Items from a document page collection
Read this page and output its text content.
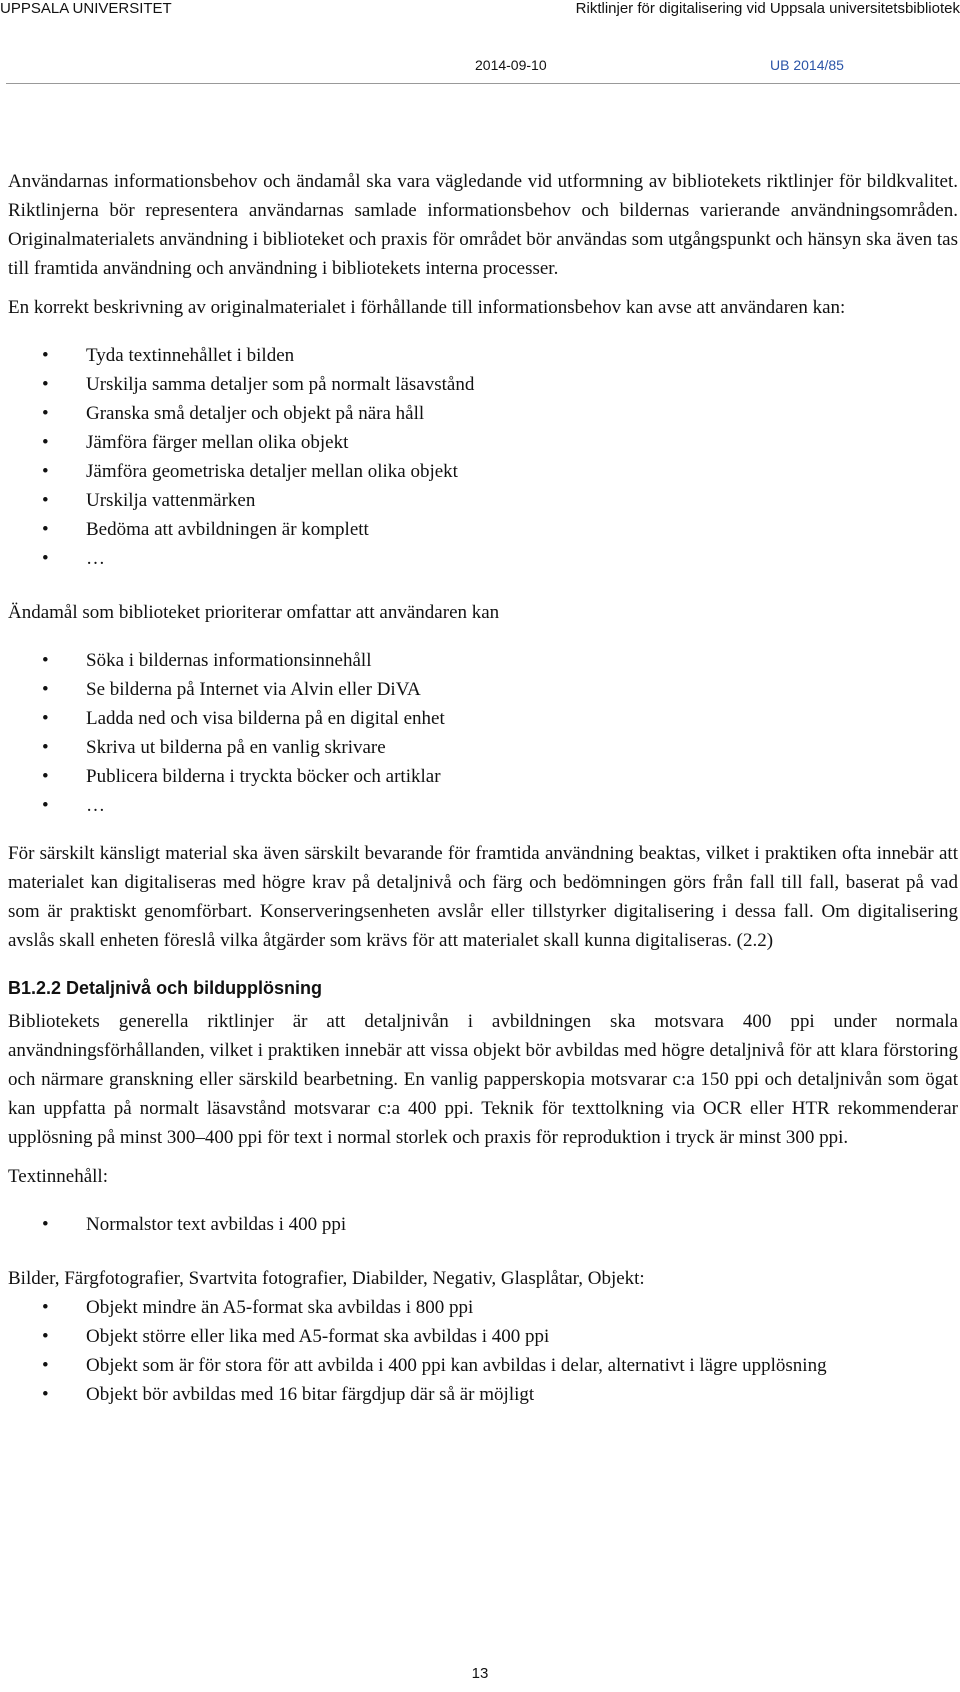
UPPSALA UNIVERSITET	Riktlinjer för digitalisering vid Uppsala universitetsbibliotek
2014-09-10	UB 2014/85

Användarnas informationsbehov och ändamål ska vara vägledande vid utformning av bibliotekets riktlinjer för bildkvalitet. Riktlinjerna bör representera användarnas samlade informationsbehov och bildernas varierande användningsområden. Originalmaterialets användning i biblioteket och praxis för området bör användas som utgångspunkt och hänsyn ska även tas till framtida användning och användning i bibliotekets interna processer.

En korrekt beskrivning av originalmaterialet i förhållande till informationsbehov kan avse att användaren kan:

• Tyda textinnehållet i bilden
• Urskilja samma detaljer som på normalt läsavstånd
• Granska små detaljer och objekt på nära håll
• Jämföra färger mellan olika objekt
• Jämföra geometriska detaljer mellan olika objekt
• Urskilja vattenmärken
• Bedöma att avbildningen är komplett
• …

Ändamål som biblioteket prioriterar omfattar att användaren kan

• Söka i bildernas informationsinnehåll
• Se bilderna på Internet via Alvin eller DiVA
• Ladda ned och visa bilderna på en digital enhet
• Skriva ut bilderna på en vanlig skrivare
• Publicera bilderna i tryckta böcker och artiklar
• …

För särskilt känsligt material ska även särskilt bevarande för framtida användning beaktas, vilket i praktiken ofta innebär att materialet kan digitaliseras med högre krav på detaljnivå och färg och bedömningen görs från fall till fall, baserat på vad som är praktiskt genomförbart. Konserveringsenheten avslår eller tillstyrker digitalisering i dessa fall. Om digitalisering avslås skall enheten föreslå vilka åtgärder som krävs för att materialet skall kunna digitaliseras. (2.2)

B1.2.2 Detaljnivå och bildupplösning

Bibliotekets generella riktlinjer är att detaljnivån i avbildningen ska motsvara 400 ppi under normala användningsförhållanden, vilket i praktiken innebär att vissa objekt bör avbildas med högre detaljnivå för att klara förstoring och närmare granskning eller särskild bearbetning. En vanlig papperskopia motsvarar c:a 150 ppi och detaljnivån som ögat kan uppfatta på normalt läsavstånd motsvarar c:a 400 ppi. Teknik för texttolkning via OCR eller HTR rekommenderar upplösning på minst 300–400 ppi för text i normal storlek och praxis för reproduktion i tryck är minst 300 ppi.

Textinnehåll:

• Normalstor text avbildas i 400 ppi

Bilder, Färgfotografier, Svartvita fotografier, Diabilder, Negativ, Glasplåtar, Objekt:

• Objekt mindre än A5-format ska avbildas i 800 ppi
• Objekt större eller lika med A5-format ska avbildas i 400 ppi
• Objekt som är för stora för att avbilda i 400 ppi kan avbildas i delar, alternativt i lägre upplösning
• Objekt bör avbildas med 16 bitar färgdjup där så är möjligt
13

### ACTIVITY
Scan the records for the word "detaljer", and copy each line where it is found.

### THE ANSWER
• Urskilja samma detaljer som på normalt läsavstånd
• Granska små detaljer och objekt på nära håll
• Jämföra geometriska detaljer mellan olika objekt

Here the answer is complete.